## [What the task asks]
Copy out lines with the word "ylabel" from the material that follows.
***
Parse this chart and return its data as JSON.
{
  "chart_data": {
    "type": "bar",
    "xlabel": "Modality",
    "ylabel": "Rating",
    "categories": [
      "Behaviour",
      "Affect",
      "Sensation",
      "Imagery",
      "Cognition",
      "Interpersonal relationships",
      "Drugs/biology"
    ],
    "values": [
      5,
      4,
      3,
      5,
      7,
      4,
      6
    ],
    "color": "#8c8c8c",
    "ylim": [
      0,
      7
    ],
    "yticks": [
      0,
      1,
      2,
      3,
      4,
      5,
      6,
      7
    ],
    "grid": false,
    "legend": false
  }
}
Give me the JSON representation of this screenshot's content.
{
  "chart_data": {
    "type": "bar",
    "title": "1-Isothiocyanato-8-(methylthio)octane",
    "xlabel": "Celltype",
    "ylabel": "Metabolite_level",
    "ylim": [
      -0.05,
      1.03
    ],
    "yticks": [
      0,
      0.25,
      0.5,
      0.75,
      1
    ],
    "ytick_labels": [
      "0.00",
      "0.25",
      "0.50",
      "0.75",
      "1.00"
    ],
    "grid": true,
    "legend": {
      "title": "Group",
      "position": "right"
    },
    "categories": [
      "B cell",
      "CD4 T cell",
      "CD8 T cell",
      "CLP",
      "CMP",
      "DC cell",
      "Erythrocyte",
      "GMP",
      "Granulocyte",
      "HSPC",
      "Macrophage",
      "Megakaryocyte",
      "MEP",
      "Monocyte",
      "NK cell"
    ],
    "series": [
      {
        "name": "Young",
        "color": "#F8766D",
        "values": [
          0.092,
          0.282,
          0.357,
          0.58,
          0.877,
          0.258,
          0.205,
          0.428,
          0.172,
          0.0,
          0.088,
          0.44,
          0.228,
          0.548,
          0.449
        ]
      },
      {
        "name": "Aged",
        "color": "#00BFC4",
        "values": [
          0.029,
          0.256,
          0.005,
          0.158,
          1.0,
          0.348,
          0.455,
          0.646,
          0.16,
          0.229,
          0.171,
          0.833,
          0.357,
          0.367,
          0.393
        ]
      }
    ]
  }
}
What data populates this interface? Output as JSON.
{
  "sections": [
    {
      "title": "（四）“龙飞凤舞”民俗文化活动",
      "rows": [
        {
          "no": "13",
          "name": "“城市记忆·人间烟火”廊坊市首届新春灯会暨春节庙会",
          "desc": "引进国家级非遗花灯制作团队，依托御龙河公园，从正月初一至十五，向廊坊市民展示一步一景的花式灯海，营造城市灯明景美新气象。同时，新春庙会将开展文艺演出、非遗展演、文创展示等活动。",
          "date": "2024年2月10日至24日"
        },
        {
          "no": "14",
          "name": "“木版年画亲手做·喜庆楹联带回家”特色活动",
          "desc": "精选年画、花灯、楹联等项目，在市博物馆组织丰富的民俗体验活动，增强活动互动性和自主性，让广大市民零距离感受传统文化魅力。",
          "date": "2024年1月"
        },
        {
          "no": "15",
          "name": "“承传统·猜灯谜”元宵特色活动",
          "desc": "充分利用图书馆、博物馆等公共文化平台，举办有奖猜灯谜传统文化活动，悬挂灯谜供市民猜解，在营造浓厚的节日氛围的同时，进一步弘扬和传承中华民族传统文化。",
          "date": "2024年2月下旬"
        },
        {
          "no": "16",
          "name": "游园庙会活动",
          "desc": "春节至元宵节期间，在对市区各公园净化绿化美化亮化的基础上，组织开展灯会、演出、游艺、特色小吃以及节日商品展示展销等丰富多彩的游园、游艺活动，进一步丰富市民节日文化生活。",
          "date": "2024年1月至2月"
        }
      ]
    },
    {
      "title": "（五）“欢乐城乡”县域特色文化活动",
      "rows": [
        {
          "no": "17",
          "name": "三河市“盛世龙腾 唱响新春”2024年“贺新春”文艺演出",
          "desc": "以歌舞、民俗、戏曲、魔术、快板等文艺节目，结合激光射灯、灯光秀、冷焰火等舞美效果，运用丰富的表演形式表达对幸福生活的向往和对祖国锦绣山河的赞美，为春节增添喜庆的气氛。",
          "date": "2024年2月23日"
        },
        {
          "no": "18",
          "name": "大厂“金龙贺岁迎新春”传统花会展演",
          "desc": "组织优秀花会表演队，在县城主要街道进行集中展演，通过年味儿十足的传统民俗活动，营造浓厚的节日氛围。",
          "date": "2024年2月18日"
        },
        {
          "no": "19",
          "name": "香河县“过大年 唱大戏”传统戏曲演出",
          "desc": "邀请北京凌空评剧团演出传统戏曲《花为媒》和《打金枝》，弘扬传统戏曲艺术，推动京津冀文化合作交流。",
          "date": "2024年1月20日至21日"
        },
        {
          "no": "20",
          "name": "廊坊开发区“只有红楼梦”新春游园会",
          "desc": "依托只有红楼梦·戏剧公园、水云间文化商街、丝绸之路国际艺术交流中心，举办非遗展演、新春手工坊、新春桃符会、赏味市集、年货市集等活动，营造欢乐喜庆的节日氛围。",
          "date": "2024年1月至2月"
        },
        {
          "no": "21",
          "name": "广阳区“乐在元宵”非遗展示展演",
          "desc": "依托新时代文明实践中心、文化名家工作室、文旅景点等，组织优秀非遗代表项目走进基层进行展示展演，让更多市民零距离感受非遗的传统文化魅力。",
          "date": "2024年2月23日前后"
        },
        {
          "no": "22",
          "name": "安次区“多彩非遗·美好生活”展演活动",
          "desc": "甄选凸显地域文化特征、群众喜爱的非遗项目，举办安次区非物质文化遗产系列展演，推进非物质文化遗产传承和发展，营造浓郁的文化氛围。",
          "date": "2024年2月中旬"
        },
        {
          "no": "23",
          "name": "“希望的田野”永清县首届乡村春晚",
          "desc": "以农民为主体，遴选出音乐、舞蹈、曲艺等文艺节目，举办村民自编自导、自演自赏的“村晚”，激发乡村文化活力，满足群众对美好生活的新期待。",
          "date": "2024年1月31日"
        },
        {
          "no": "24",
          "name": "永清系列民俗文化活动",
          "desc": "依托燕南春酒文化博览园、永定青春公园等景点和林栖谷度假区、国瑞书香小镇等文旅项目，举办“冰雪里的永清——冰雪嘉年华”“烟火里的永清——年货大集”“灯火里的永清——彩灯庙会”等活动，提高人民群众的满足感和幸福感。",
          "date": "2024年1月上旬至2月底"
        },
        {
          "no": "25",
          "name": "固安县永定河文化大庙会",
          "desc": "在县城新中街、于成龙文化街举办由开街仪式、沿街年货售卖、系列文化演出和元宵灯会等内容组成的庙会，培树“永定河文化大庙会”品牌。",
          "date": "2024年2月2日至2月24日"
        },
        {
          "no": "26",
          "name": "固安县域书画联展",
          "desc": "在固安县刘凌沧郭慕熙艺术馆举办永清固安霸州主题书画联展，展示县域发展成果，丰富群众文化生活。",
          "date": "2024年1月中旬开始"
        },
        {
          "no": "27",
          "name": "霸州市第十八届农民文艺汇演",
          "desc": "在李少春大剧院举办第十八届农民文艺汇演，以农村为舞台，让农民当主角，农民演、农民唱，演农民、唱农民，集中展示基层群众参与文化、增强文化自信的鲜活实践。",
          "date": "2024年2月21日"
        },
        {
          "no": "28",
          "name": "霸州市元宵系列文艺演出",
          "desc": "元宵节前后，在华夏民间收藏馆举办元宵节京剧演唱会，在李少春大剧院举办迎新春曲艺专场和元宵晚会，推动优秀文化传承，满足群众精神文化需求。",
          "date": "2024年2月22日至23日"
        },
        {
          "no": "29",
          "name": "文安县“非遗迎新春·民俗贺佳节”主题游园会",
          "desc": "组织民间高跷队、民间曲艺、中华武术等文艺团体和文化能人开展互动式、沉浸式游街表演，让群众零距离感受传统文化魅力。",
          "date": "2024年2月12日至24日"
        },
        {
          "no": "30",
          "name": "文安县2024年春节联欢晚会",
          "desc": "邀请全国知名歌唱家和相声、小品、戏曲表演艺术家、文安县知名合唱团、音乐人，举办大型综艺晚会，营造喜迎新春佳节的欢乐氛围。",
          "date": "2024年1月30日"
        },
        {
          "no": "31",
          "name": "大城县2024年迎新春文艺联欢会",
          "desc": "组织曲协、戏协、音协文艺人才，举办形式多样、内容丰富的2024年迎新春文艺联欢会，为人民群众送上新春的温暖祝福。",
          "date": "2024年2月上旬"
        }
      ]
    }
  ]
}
***
## [Task response]
    "ylabel": "Rating",
    "ylabel": "Metabolite_level",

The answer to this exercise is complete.